Exercise objective – Answer with one number only: the number of lines that contain "this".

Data entries:
==============================
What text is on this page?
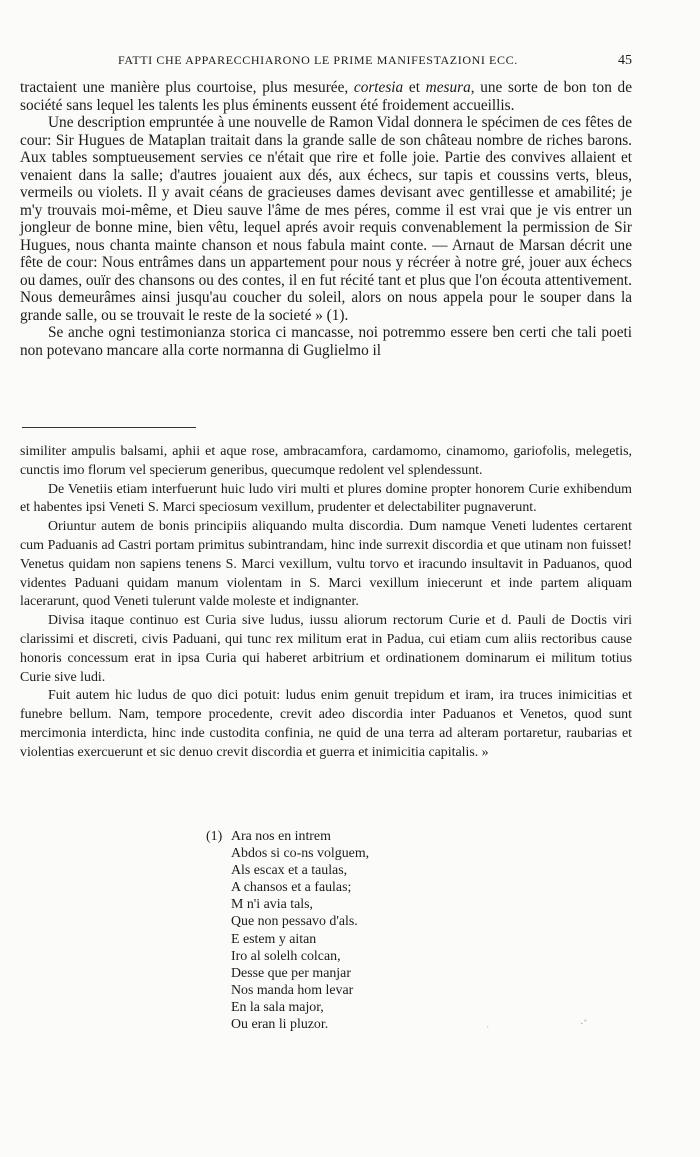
FATTI CHE APPARECCHIARONO LE PRIME MANIFESTAZIONI ECC.	45

tractaient une manière plus courtoise, plus mesurée, cortesia et mesura, une sorte de bon ton de société sans lequel les talents les plus éminents eussent été froidement accueillis.

Une description empruntée à une nouvelle de Ramon Vidal donnera le spécimen de ces fêtes de cour: Sir Hugues de Mataplan traitait dans la grande salle de son château nombre de riches barons. Aux tables somptueusement servies ce n'était que rire et folle joie. Partie des convives allaient et venaient dans la salle; d'autres jouaient aux dés, aux échecs, sur tapis et coussins verts, bleus, vermeils ou violets. Il y avait céans de gracieuses dames devisant avec gentillesse et amabilité; je m'y trouvais moi-même, et Dieu sauve l'âme de mes péres, comme il est vrai que je vis entrer un jongleur de bonne mine, bien vêtu, lequel aprés avoir requis convenablement la permission de Sir Hugues, nous chanta mainte chanson et nous fabula maint conte. — Arnaut de Marsan décrit une fête de cour: Nous entrâmes dans un appartement pour nous y récréer à notre gré, jouer aux échecs ou dames, ouïr des chansons ou des contes, il en fut récité tant et plus que l'on écouta attentivement. Nous demeurâmes ainsi jusqu'au coucher du soleil, alors on nous appela pour le souper dans la grande salle, ou se trouvait le reste de la societé » (1).

Se anche ogni testimonianza storica ci mancasse, noi potremmo essere ben certi che tali poeti non potevano mancare alla corte normanna di Guglielmo il

similiter ampulis balsami, aphii et aque rose, ambracamfora, cardamomo, cinamomo, gariofolis, melegetis, cunctis imo florum vel specierum generibus, quecumque redolent vel splendessunt.

De Venetiis etiam interfuerunt huic ludo viri multi et plures domine propter honorem Curie exhibendum et habentes ipsi Veneti S. Marci speciosum vexillum, prudenter et delectabiliter pugnaverunt.

Oriuntur autem de bonis principiis aliquando multa discordia. Dum namque Veneti ludentes certarent cum Paduanis ad Castri portam primitus subintrandam, hinc inde surrexit discordia et que utinam non fuisset! Venetus quidam non sapiens tenens S. Marci vexillum, vultu torvo et iracundo insultavit in Paduanos, quod videntes Paduani quidam manum violentam in S. Marci vexillum iniecerunt et inde partem aliquam lacerarunt, quod Veneti tulerunt valde moleste et indignanter.

Divisa itaque continuo est Curia sive ludus, iussu aliorum rectorum Curie et d. Pauli de Doctis viri clarissimi et discreti, civis Paduani, qui tunc rex militum erat in Padua, cui etiam cum aliis rectoribus cause honoris concessum erat in ipsa Curia qui haberet arbitrium et ordinationem dominarum ei militum totius Curie sive ludi.

Fuit autem hic ludus de quo dici potuit: ludus enim genuit trepidum et iram, ira truces inimicitias et funebre bellum. Nam, tempore procedente, crevit adeo discordia inter Paduanos et Venetos, quod sunt mercimonia interdicta, hinc inde custodita confinia, ne quid de una terra ad alteram portaretur, raubarias et violentias exercuerunt et sic denuo crevit discordia et guerra et inimicitia capitalis. »

(1) Ara nos en intrem
Abdos si co-ns volguem,
Als escax et a taulas,
A chansos et a faulas;
M n'i avia tals,
Que non pessavo d'als.
E estem y aitan
Iro al solelh colcan,
Desse que per manjar
Nos manda hom levar
En la sala major,
Ou eran li pluzor.	ˈ	·˚
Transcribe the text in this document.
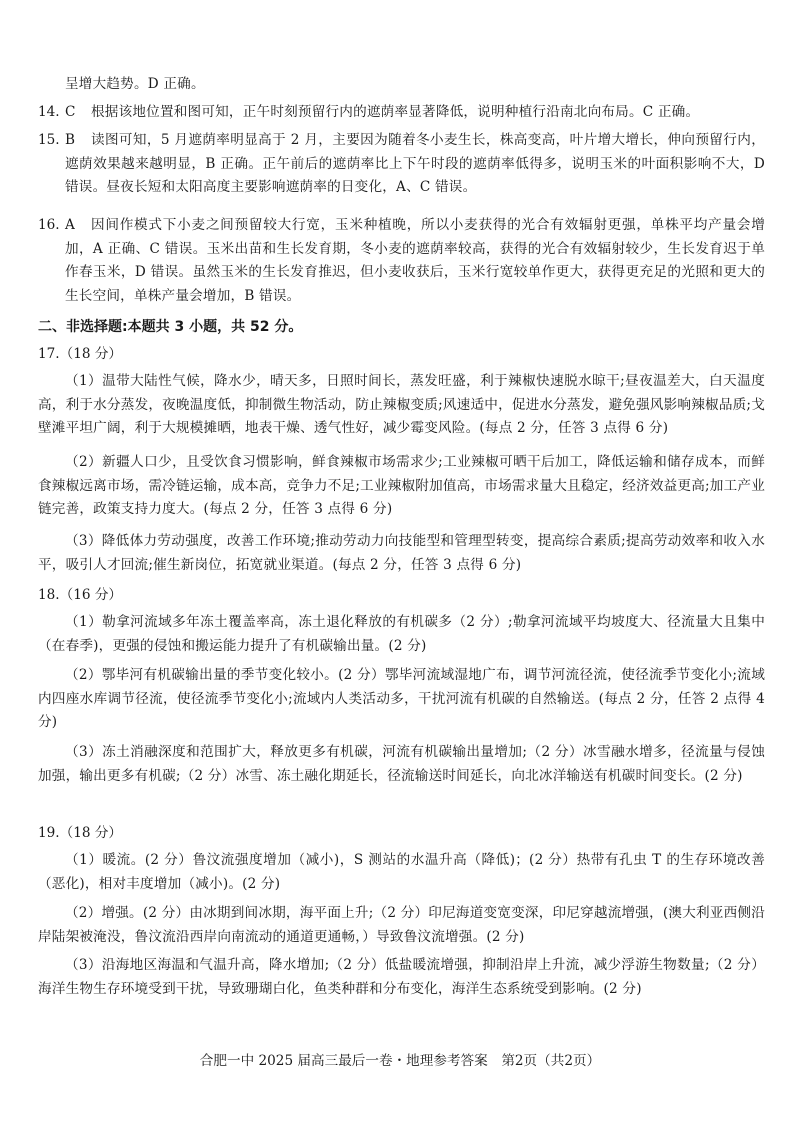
呈增大趋势。D 正确。

14. C 根据该地位置和图可知，正午时刻预留行内的遮荫率显著降低，说明种植行沿南北向布局。C 正确。

15. B	读图可知，5 月遮荫率明显高于 2 月，主要因为随着冬小麦生长，株高变高，叶片增大增长，伸向预留行内，遮荫效果越来越明显，B 正确。正午前后的遮荫率比上下午时段的遮荫率低得多，说明玉米的叶面积影响不大，D 错误。昼夜长短和太阳高度主要影响遮荫率的日变化，A、C 错误。

16. A	因间作模式下小麦之间预留较大行宽，玉米种植晚，所以小麦获得的光合有效辐射更强，单株平均产量会增加，A 正确、C 错误。玉米出苗和生长发育期，冬小麦的遮荫率较高，获得的光合有效辐射较少，生长发育迟于单作春玉米，D 错误。虽然玉米的生长发育推迟，但小麦收获后，玉米行宽较单作更大，获得更充足的光照和更大的生长空间，单株产量会增加，B 错误。

二、非选择题:本题共 3 小题，共 52 分。
17.（18 分）

（1）温带大陆性气候，降水少，晴天多，日照时间长，蒸发旺盛，利于辣椒快速脱水晾干;昼夜温差大，白天温度高，利于水分蒸发，夜晚温度低，抑制微生物活动，防止辣椒变质;风速适中，促进水分蒸发，避免强风影响辣椒品质;戈壁滩平坦广阔，利于大规模摊晒，地表干燥、透气性好，减少霉变风险。(每点 2 分，任答 3 点得 6 分)

（2）新疆人口少，且受饮食习惯影响，鲜食辣椒市场需求少;工业辣椒可晒干后加工，降低运输和储存成本，而鲜食辣椒远离市场，需冷链运输，成本高，竞争力不足;工业辣椒附加值高，市场需求量大且稳定，经济效益更高;加工产业链完善，政策支持力度大。(每点 2 分，任答 3 点得 6 分)

（3）降低体力劳动强度，改善工作环境;推动劳动力向技能型和管理型转变，提高综合素质;提高劳动效率和收入水平，吸引人才回流;催生新岗位，拓宽就业渠道。(每点 2 分，任答 3 点得 6 分)

18.（16 分）

（1）勒拿河流域多年冻土覆盖率高，冻土退化释放的有机碳多（2 分）;勒拿河流域平均坡度大、径流量大且集中（在春季)，更强的侵蚀和搬运能力提升了有机碳输出量。(2 分)

（2）鄂毕河有机碳输出量的季节变化较小。(2 分）鄂毕河流域湿地广布，调节河流径流，使径流季节变化小;流域内四座水库调节径流，使径流季节变化小;流域内人类活动多，干扰河流有机碳的自然输送。(每点 2 分，任答 2 点得 4 分)

（3）冻土消融深度和范围扩大，释放更多有机碳，河流有机碳输出量增加;（2 分）冰雪融水增多，径流量与侵蚀加强，输出更多有机碳;（2 分）冰雪、冻土融化期延长，径流输送时间延长，向北冰洋输送有机碳时间变长。(2 分)

19.（18 分）

（1）暖流。(2 分）鲁汶流强度增加（减小)，S 测站的水温升高（降低)；(2 分）热带有孔虫 T 的生存环境改善（恶化)，相对丰度增加（减小)。(2 分)

（2）增强。(2 分）由冰期到间冰期，海平面上升;（2 分）印尼海道变宽变深，印尼穿越流增强，(澳大利亚西侧沿岸陆架被淹没，鲁汶流沿西岸向南流动的通道更通畅，）导致鲁汶流增强。(2 分)

（3）沿海地区海温和气温升高，降水增加;（2 分）低盐暖流增强，抑制沿岸上升流，减少浮游生物数量;（2 分）海洋生物生存环境受到干扰，导致珊瑚白化，鱼类种群和分布变化，海洋生态系统受到影响。(2 分)

合肥一中 2025 届高三最后一卷・地理参考答案　第2页（共2页）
==============================
Full output – 2